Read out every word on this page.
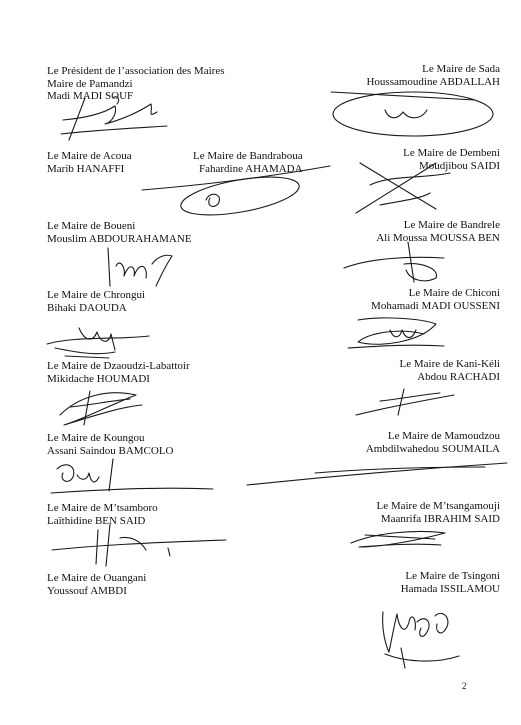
Le Président de l’association des Maires
Maire de Pamandzi
Madi MADI SOUF
Le Maire de Sada
Houssamoudine ABDALLAH
Le Maire de Acoua
Marib HANAFFI
Le Maire de Bandraboua
Fahardine AHAMADA
Le Maire de Dembeni
Moudjibou SAIDI
Le Maire de Boueni
Mouslim ABDOURAHAMANE
Le Maire de Bandrele
Ali Moussa MOUSSA BEN
Le Maire de Chrongui
Bihaki DAOUDA
Le Maire de Chiconi
Mohamadi MADI OUSSENI
Le Maire de Dzaoudzi-Labattoir
Mikidache HOUMADI
Le Maire de Kani-Kéli
Abdou RACHADI
Le Maire de Koungou
Assani Saindou BAMCOLO
Le Maire de Mamoudzou
Ambdilwahedou SOUMAILA
Le Maire de M’tsamboro
Laïthidine BEN SAID
Le Maire de M’tsangamouji
Maanrifa IBRAHIM SAID
Le Maire de Ouangani
Youssouf AMBDI
Le Maire de Tsingoni
Hamada ISSILAMOU
2
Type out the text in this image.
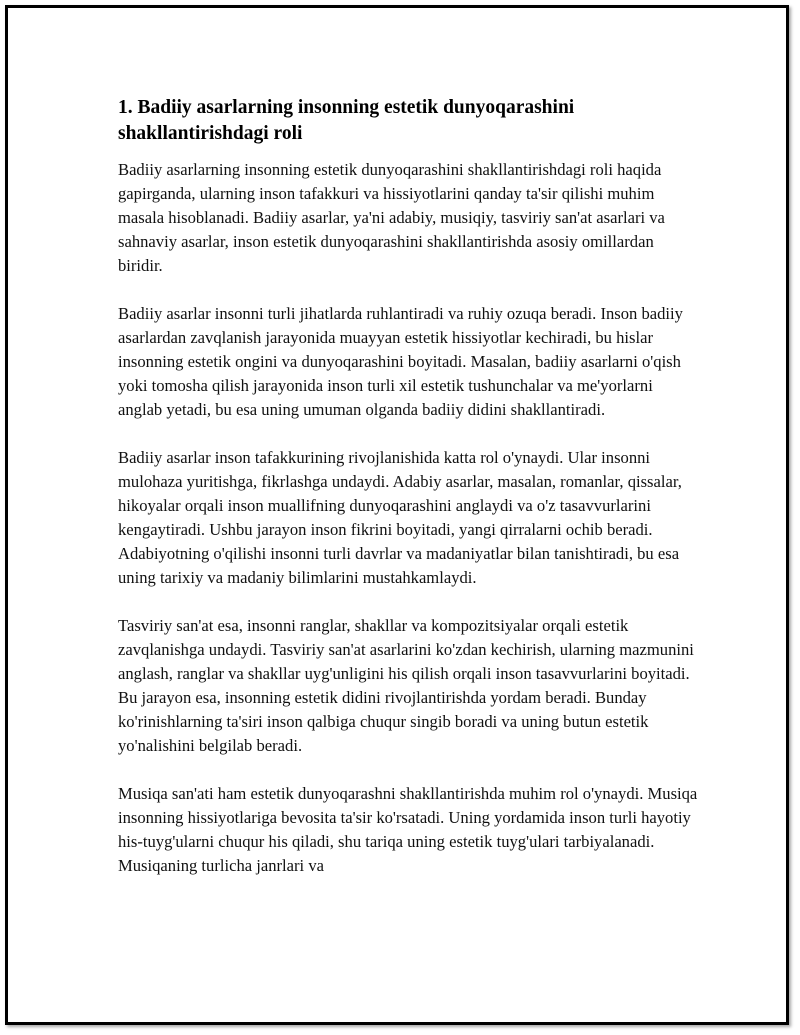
1. Badiiy asarlarning insonning estetik dunyoqarashini shakllantirishdagi roli

Badiiy asarlarning insonning estetik dunyoqarashini shakllantirishdagi roli haqida gapirganda, ularning inson tafakkuri va hissiyotlarini qanday ta'sir qilishi muhim masala hisoblanadi. Badiiy asarlar, ya'ni adabiy, musiqiy, tasviriy san'at asarlari va sahnaviy asarlar, inson estetik dunyoqarashini shakllantirishda asosiy omillardan biridir.

Badiiy asarlar insonni turli jihatlarda ruhlantiradi va ruhiy ozuqa beradi. Inson badiiy asarlardan zavqlanish jarayonida muayyan estetik hissiyotlar kechiradi, bu hislar insonning estetik ongini va dunyoqarashini boyitadi. Masalan, badiiy asarlarni o'qish yoki tomosha qilish jarayonida inson turli xil estetik tushunchalar va me'yorlarni anglab yetadi, bu esa uning umuman olganda badiiy didini shakllantiradi.

Badiiy asarlar inson tafakkurining rivojlanishida katta rol o'ynaydi. Ular insonni mulohaza yuritishga, fikrlashga undaydi. Adabiy asarlar, masalan, romanlar, qissalar, hikoyalar orqali inson muallifning dunyoqarashini anglaydi va o'z tasavvurlarini kengaytiradi. Ushbu jarayon inson fikrini boyitadi, yangi qirralarni ochib beradi. Adabiyotning o'qilishi insonni turli davrlar va madaniyatlar bilan tanishtiradi, bu esa uning tarixiy va madaniy bilimlarini mustahkamlaydi.

Tasviriy san'at esa, insonni ranglar, shakllar va kompozitsiyalar orqali estetik zavqlanishga undaydi. Tasviriy san'at asarlarini ko'zdan kechirish, ularning mazmunini anglash, ranglar va shakllar uyg'unligini his qilish orqali inson tasavvurlarini boyitadi. Bu jarayon esa, insonning estetik didini rivojlantirishda yordam beradi. Bunday ko'rinishlarning ta'siri inson qalbiga chuqur singib boradi va uning butun estetik yo'nalishini belgilab beradi.

Musiqa san'ati ham estetik dunyoqarashni shakllantirishda muhim rol o'ynaydi. Musiqa insonning hissiyotlariga bevosita ta'sir ko'rsatadi. Uning yordamida inson turli hayotiy his-tuyg'ularni chuqur his qiladi, shu tariqa uning estetik tuyg'ulari tarbiyalanadi. Musiqaning turlicha janrlari va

*****

The lines to collect are those holding the string "roli"; copy them all.

1. Badiiy asarlarning insonning estetik dunyoqarashini shakllantirishdagi roli
Badiiy asarlarning insonning estetik dunyoqarashini shakllantirishdagi roli haqida gapirganda, ularning inson tafakkuri va hissiyotlarini qanday ta'sir qilishi muhim masala hisoblanadi. Badiiy asarlar, ya'ni adabiy, musiqiy, tasviriy san'at asarlari va sahnaviy asarlar, inson estetik dunyoqarashini shakllantirishda asosiy omillardan biridir.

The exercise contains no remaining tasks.